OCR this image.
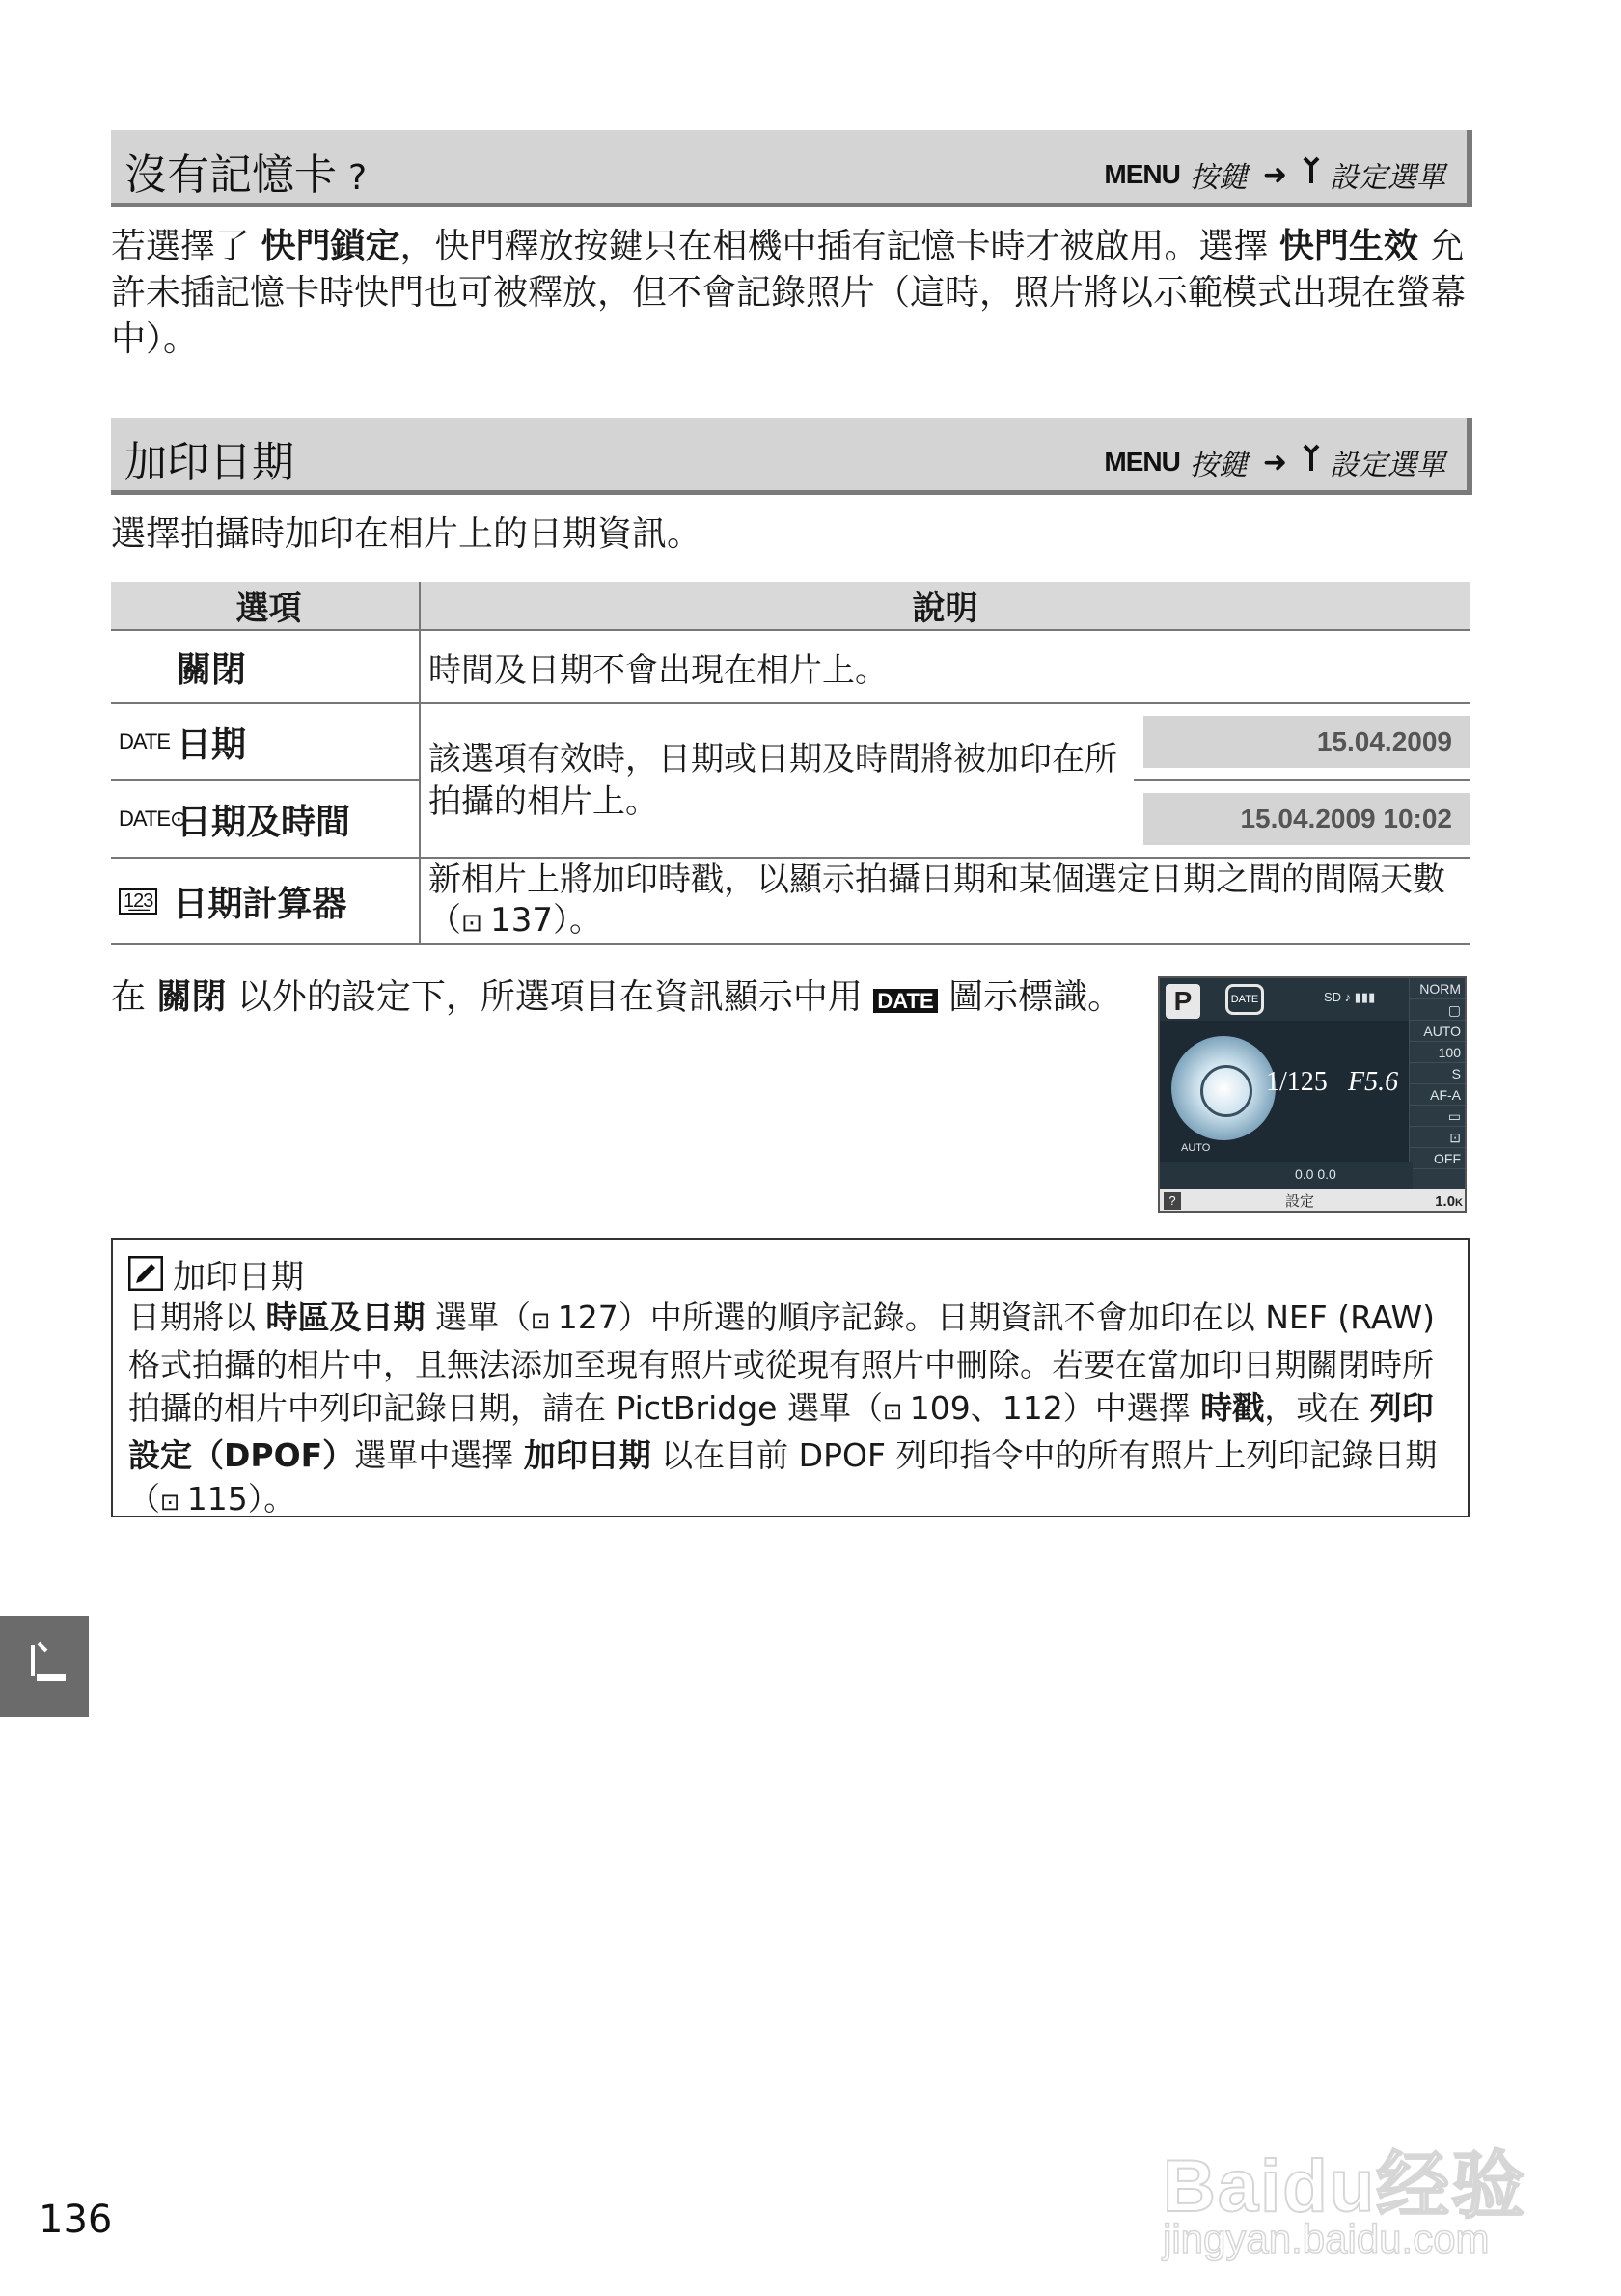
沒有記憶卡 ?	MENU 按鍵 ➜ 設定選單
若選擇了 快門鎖定，快門釋放按鍵只在相機中插有記憶卡時才被啟用。選擇 快門生效 允許未插記憶卡時快門也可被釋放，但不會記錄照片（這時，照片將以示範模式出現在螢幕中）。
加印日期	MENU 按鍵 ➜ 設定選單
選擇拍攝時加印在相片上的日期資訊。
選項	說明	
關閉	時間及日期不會出現在相片上。	
DATE 日期	該選項有效時，日期或日期及時間將被加印在所拍攝的相片上。	15.04.2009

DATE⊙日期及時間		15.04.2009 10:02

1̲2̲3 日期計算器	新相片上將加印時戳，以顯示拍攝日期和某個選定日期之間的間隔天數（⊡ 137）。	
在 關閉 以外的設定下，所選項目在資訊顯示中用 DATE 圖示標識。	P	DATE	SD ♪ ▮▮▮
NORM
▢
AUTO
100
S
AF-A
▭
⊡
OFF
1/125 F5.6
AUTO
0.0 0.0
?	設定	1.0K
加印日期
日期將以 時區及日期 選單（⊡ 127）中所選的順序記錄。日期資訊不會加印在以 NEF (RAW) 格式拍攝的相片中，且無法添加至現有照片或從現有照片中刪除。若要在當加印日期關閉時所拍攝的相片中列印記錄日期，請在 PictBridge 選單（⊡ 109、112）中選擇 時戳，或在 列印設定（DPOF）選單中選擇 加印日期 以在目前 DPOF 列印指令中的所有照片上列印記錄日期（⊡ 115）。
136	Baidu经验
jingyan.baidu.com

Required work: Give back the entries verbatim. Do not include any picture.

Answer to this exercise:
OCR this image.
沒有記憶卡 ?	MENU 按鍵 ➜ 設定選單
若選擇了 快門鎖定，快門釋放按鍵只在相機中插有記憶卡時才被啟用。選擇 快門生效 允許未插記憶卡時快門也可被釋放，但不會記錄照片（這時，照片將以示範模式出現在螢幕中）。
加印日期	MENU 按鍵 ➜ 設定選單
選擇拍攝時加印在相片上的日期資訊。
選項	說明	
關閉	時間及日期不會出現在相片上。	
DATE 日期	該選項有效時，日期或日期及時間將被加印在所拍攝的相片上。	15.04.2009

DATE⊙日期及時間		15.04.2009 10:02

1̲2̲3 日期計算器	新相片上將加印時戳，以顯示拍攝日期和某個選定日期之間的間隔天數（⊡ 137）。	
在 關閉 以外的設定下，所選項目在資訊顯示中用 DATE 圖示標識。	P	DATE	SD ♪ ▮▮▮
NORM
▢
AUTO
100
S
AF-A
▭
⊡
OFF
1/125 F5.6
AUTO
0.0 0.0
?	設定	1.0K
加印日期
日期將以 時區及日期 選單（⊡ 127）中所選的順序記錄。日期資訊不會加印在以 NEF (RAW) 格式拍攝的相片中，且無法添加至現有照片或從現有照片中刪除。若要在當加印日期關閉時所拍攝的相片中列印記錄日期，請在 PictBridge 選單（⊡ 109、112）中選擇 時戳，或在 列印設定（DPOF）選單中選擇 加印日期 以在目前 DPOF 列印指令中的所有照片上列印記錄日期（⊡ 115）。
136	Baidu经验
jingyan.baidu.com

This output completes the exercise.